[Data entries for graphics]
◆ ◆ ◆

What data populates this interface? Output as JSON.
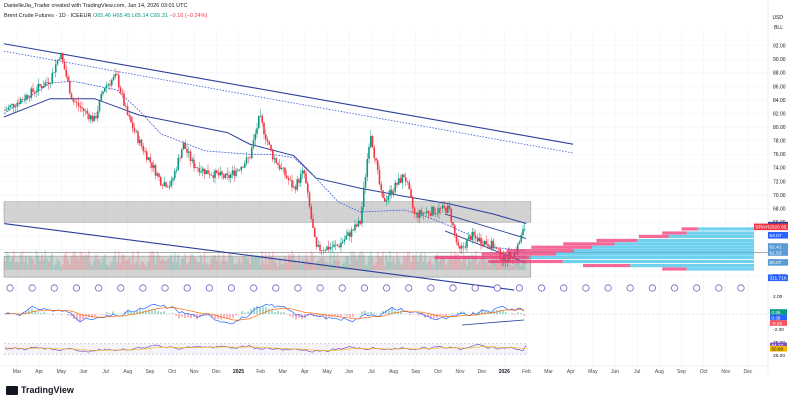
{
  "header": {
    "attribution": "DanielleJia_Trader created with TradingView.com, Jan 14, 2026 03:01 UTC",
    "instrument": "Brent Crude Futures · 1D · ICEEUR",
    "ohlc": "O65.46 H65.45 L65.14 C65.31",
    "change": "−0.16 (−0.24%)"
  },
  "currency": "USD",
  "unit": "BLL",
  "brand": "TradingView",
  "colors": {
    "up": "#089981",
    "down": "#f23645",
    "channel": "#2a3f9c",
    "ma": "#3b5bd9",
    "zone": "#9e9e9e",
    "profile_up": "#33bde8",
    "profile_down": "#f23675",
    "dot": "#7e57c2",
    "rsi": "#7e57c2"
  },
  "chart_data": {
    "type": "candlestick",
    "title": "Brent Crude Futures · 1D · ICEEUR",
    "ylabel": "USD",
    "ylim": [
      56,
      93
    ],
    "y_ticks": [
      "92.00",
      "90.00",
      "88.00",
      "86.00",
      "84.00",
      "82.00",
      "80.00",
      "78.00",
      "76.00",
      "74.00",
      "72.00",
      "70.00",
      "68.00",
      "66.00",
      "64.00",
      "62.00",
      "60.00",
      "58.00"
    ],
    "x_ticks": [
      "Mar",
      "Apr",
      "May",
      "Jun",
      "Jul",
      "Aug",
      "Sep",
      "Oct",
      "Nov",
      "Dec",
      "2025",
      "Feb",
      "Mar",
      "Apr",
      "May",
      "Jun",
      "Jul",
      "Aug",
      "Sep",
      "Oct",
      "Nov",
      "Dec",
      "2026",
      "Feb",
      "Mar",
      "Apr",
      "May",
      "Jun",
      "Jul",
      "Aug",
      "Sep",
      "Oct",
      "Nov",
      "Dec"
    ],
    "price_path": [
      {
        "x": "Mar",
        "y": 82.5
      },
      {
        "x": "Apr",
        "y": 87.0
      },
      {
        "x": "Apr",
        "y": 91.0
      },
      {
        "x": "May",
        "y": 84.0
      },
      {
        "x": "Jun",
        "y": 81.0
      },
      {
        "x": "Jun",
        "y": 86.0
      },
      {
        "x": "Jul",
        "y": 87.5
      },
      {
        "x": "Jul",
        "y": 82.0
      },
      {
        "x": "Aug",
        "y": 78.0
      },
      {
        "x": "Sep",
        "y": 72.0
      },
      {
        "x": "Sep",
        "y": 71.5
      },
      {
        "x": "Oct",
        "y": 77.5
      },
      {
        "x": "Oct",
        "y": 74.5
      },
      {
        "x": "Nov",
        "y": 73.5
      },
      {
        "x": "Dec",
        "y": 72.5
      },
      {
        "x": "2025",
        "y": 75.5
      },
      {
        "x": "2025",
        "y": 81.5
      },
      {
        "x": "Feb",
        "y": 76.0
      },
      {
        "x": "Mar",
        "y": 71.0
      },
      {
        "x": "Mar",
        "y": 73.5
      },
      {
        "x": "Apr",
        "y": 62.0
      },
      {
        "x": "May",
        "y": 62.5
      },
      {
        "x": "Jun",
        "y": 66.0
      },
      {
        "x": "Jun",
        "y": 79.5
      },
      {
        "x": "Jul",
        "y": 69.0
      },
      {
        "x": "Aug",
        "y": 73.0
      },
      {
        "x": "Aug",
        "y": 67.0
      },
      {
        "x": "Sep",
        "y": 67.5
      },
      {
        "x": "Oct",
        "y": 68.0
      },
      {
        "x": "Oct",
        "y": 61.5
      },
      {
        "x": "Nov",
        "y": 64.0
      },
      {
        "x": "Dec",
        "y": 62.5
      },
      {
        "x": "Dec",
        "y": 60.5
      },
      {
        "x": "2026",
        "y": 61.5
      },
      {
        "x": "2026",
        "y": 65.31
      }
    ],
    "moving_averages": [
      {
        "name": "MA slow",
        "points": [
          {
            "x": "Mar",
            "y": 81.5
          },
          {
            "x": "Apr",
            "y": 84.2
          },
          {
            "x": "Jun",
            "y": 84.2
          },
          {
            "x": "Aug",
            "y": 81.8
          },
          {
            "x": "Oct",
            "y": 80.5
          },
          {
            "x": "Dec",
            "y": 79.2
          },
          {
            "x": "2025",
            "y": 77.5
          },
          {
            "x": "Mar",
            "y": 75.8
          },
          {
            "x": "Apr",
            "y": 72.5
          },
          {
            "x": "Jun",
            "y": 71.0
          },
          {
            "x": "Aug",
            "y": 69.8
          },
          {
            "x": "Oct",
            "y": 68.7
          },
          {
            "x": "Dec",
            "y": 67.2
          },
          {
            "x": "2026",
            "y": 65.8
          }
        ]
      },
      {
        "name": "MA fast",
        "points": [
          {
            "x": "Mar",
            "y": 82.0
          },
          {
            "x": "Apr",
            "y": 86.5
          },
          {
            "x": "May",
            "y": 86.8
          },
          {
            "x": "Jul",
            "y": 85.5
          },
          {
            "x": "Aug",
            "y": 82.5
          },
          {
            "x": "Sep",
            "y": 79.0
          },
          {
            "x": "Nov",
            "y": 76.5
          },
          {
            "x": "2025",
            "y": 76.0
          },
          {
            "x": "Feb",
            "y": 76.0
          },
          {
            "x": "Mar",
            "y": 75.5
          },
          {
            "x": "Apr",
            "y": 72.5
          },
          {
            "x": "May",
            "y": 69.0
          },
          {
            "x": "Jun",
            "y": 67.5
          },
          {
            "x": "Aug",
            "y": 67.8
          },
          {
            "x": "Sep",
            "y": 66.8
          },
          {
            "x": "Oct",
            "y": 65.5
          },
          {
            "x": "Nov",
            "y": 64.0
          },
          {
            "x": "Dec",
            "y": 62.3
          },
          {
            "x": "2026",
            "y": 61.8
          }
        ]
      }
    ],
    "channel_lines": [
      {
        "name": "upper channel",
        "x1": "Mar",
        "y1": 92.3,
        "x2": "Apr",
        "y2": 77.5,
        "style": "solid"
      },
      {
        "name": "upper dotted",
        "x1": "Mar",
        "y1": 91.2,
        "x2": "Apr",
        "y2": 76.2,
        "style": "dotted"
      },
      {
        "name": "lower channel",
        "x1": "Mar",
        "y1": 65.8,
        "x2": "2026",
        "y2": 56.0,
        "style": "solid"
      }
    ],
    "zones": [
      {
        "name": "resistance zone",
        "y_from": 66.0,
        "y_to": 69.0
      },
      {
        "name": "support zone",
        "y_from": 57.9,
        "y_to": 61.0
      }
    ],
    "price_labels": [
      {
        "label": "65.56",
        "value": 65.56,
        "color": "#2a3f9c"
      },
      {
        "label": "BRNH2026 65.31",
        "value": 65.31,
        "color": "#f23645"
      },
      {
        "label": "64.07",
        "value": 64.07,
        "color": "#2962ff"
      },
      {
        "label": "62.41",
        "value": 62.41,
        "color": "#5b9bd5"
      },
      {
        "label": "61.53",
        "value": 61.53,
        "color": "#5b9bd5"
      },
      {
        "label": "60.07",
        "value": 60.07,
        "color": "#5b9bd5"
      },
      {
        "label": "311.71K",
        "value": 57.8,
        "color": "#2962ff"
      }
    ],
    "volume_profile": {
      "bins": [
        {
          "price": 65.0,
          "up": 0.25,
          "down": 0.12
        },
        {
          "price": 64.4,
          "up": 0.3,
          "down": 0.18
        },
        {
          "price": 63.9,
          "up": 0.38,
          "down": 0.22
        },
        {
          "price": 63.3,
          "up": 0.52,
          "down": 0.3
        },
        {
          "price": 62.8,
          "up": 0.62,
          "down": 0.38
        },
        {
          "price": 62.3,
          "up": 0.72,
          "down": 0.45
        },
        {
          "price": 61.8,
          "up": 0.8,
          "down": 0.5
        },
        {
          "price": 61.3,
          "up": 0.88,
          "down": 0.55
        },
        {
          "price": 60.8,
          "up": 1.0,
          "down": 0.7
        },
        {
          "price": 60.2,
          "up": 0.85,
          "down": 0.55
        },
        {
          "price": 59.6,
          "up": 0.55,
          "down": 0.35
        },
        {
          "price": 59.1,
          "up": 0.3,
          "down": 0.18
        }
      ]
    },
    "macd": {
      "labels": [
        "0.59",
        "0.36",
        "-0.04"
      ],
      "tick_top": "2.00",
      "tick_bottom": "-2.00"
    },
    "rsi": {
      "labels": [
        "64.12",
        "50.99"
      ],
      "ticks": [
        "75.00",
        "25.00"
      ],
      "overbought": 70,
      "oversold": 30,
      "last": 64.12,
      "signal": 50.99
    }
  }
}
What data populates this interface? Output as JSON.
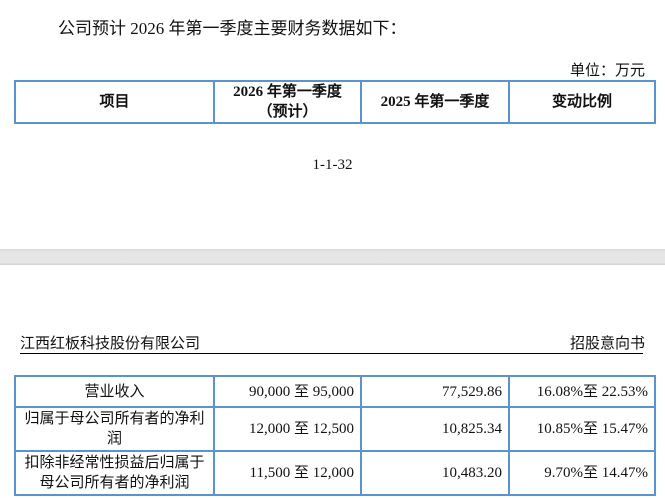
{
  "intro": "公司预计 2026 年第一季度主要财务数据如下：",
  "unit": "单位：万元",
  "header": {
    "col1": "项目",
    "col2_line1": "2026 年第一季度",
    "col2_line2": "（预计）",
    "col3": "2025 年第一季度",
    "col4": "变动比例"
  },
  "page_number": "1-1-32",
  "running_header": {
    "company": "江西红板科技股份有限公司",
    "doc_type": "招股意向书"
  },
  "rows": [
    {
      "item": "营业收入",
      "forecast": "90,000 至 95,000",
      "prior": "77,529.86",
      "change": "16.08%至 22.53%"
    },
    {
      "item": "归属于母公司所有者的净利润",
      "forecast": "12,000 至 12,500",
      "prior": "10,825.34",
      "change": "10.85%至 15.47%"
    },
    {
      "item": "扣除非经常性损益后归属于母公司所有者的净利润",
      "forecast": "11,500 至 12,000",
      "prior": "10,483.20",
      "change": "9.70%至 14.47%"
    }
  ],
  "colors": {
    "table_border": "#5b93cf"
  }
}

◆ ◆ ◆

> JOB
List each line in the listing that contains the string "prior".

> IN RESPONSE
      "prior": "77,529.86",
      "prior": "10,825.34",
      "prior": "10,483.20",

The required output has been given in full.